GIVEN PROBLEM:
Omit all pictures. Copy the rest of the material exactly.

DATASET RECORDS:
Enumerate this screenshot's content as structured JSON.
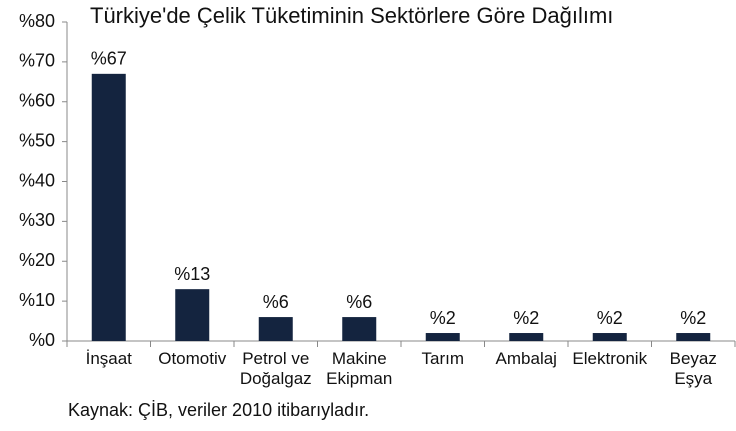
{
  "chart_data": {
    "type": "bar",
    "title": "Türkiye'de Çelik Tüketiminin Sektörlere Göre Dağılımı",
    "source": "Kaynak: ÇİB, veriler 2010 itibarıyladır.",
    "categories": [
      "İnşaat",
      "Otomotiv",
      "Petrol ve\nDoğalgaz",
      "Makine\nEkipman",
      "Tarım",
      "Ambalaj",
      "Elektronik",
      "Beyaz\nEşya"
    ],
    "values": [
      67,
      13,
      6,
      6,
      2,
      2,
      2,
      2
    ],
    "value_labels": [
      "%67",
      "%13",
      "%6",
      "%6",
      "%2",
      "%2",
      "%2",
      "%2"
    ],
    "color": "#14243f",
    "ylim": [
      0,
      80
    ],
    "yticks": [
      {
        "value": 0,
        "label": "%0"
      },
      {
        "value": 10,
        "label": "%10"
      },
      {
        "value": 20,
        "label": "%20"
      },
      {
        "value": 30,
        "label": "%30"
      },
      {
        "value": 40,
        "label": "%40"
      },
      {
        "value": 50,
        "label": "%50"
      },
      {
        "value": 60,
        "label": "%60"
      },
      {
        "value": 70,
        "label": "%70"
      },
      {
        "value": 80,
        "label": "%80"
      }
    ],
    "grid": false
  }
}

TASK RESULT:
Enumerate this screenshot's content as structured JSON.
{
  "chart_data": {
    "type": "bar",
    "title": "Türkiye'de Çelik Tüketiminin Sektörlere Göre Dağılımı",
    "source": "Kaynak: ÇİB, veriler 2010 itibarıyladır.",
    "categories": [
      "İnşaat",
      "Otomotiv",
      "Petrol ve\nDoğalgaz",
      "Makine\nEkipman",
      "Tarım",
      "Ambalaj",
      "Elektronik",
      "Beyaz\nEşya"
    ],
    "values": [
      67,
      13,
      6,
      6,
      2,
      2,
      2,
      2
    ],
    "value_labels": [
      "%67",
      "%13",
      "%6",
      "%6",
      "%2",
      "%2",
      "%2",
      "%2"
    ],
    "color": "#14243f",
    "ylim": [
      0,
      80
    ],
    "yticks": [
      {
        "value": 0,
        "label": "%0"
      },
      {
        "value": 10,
        "label": "%10"
      },
      {
        "value": 20,
        "label": "%20"
      },
      {
        "value": 30,
        "label": "%30"
      },
      {
        "value": 40,
        "label": "%40"
      },
      {
        "value": 50,
        "label": "%50"
      },
      {
        "value": 60,
        "label": "%60"
      },
      {
        "value": 70,
        "label": "%70"
      },
      {
        "value": 80,
        "label": "%80"
      }
    ],
    "grid": false
  }
}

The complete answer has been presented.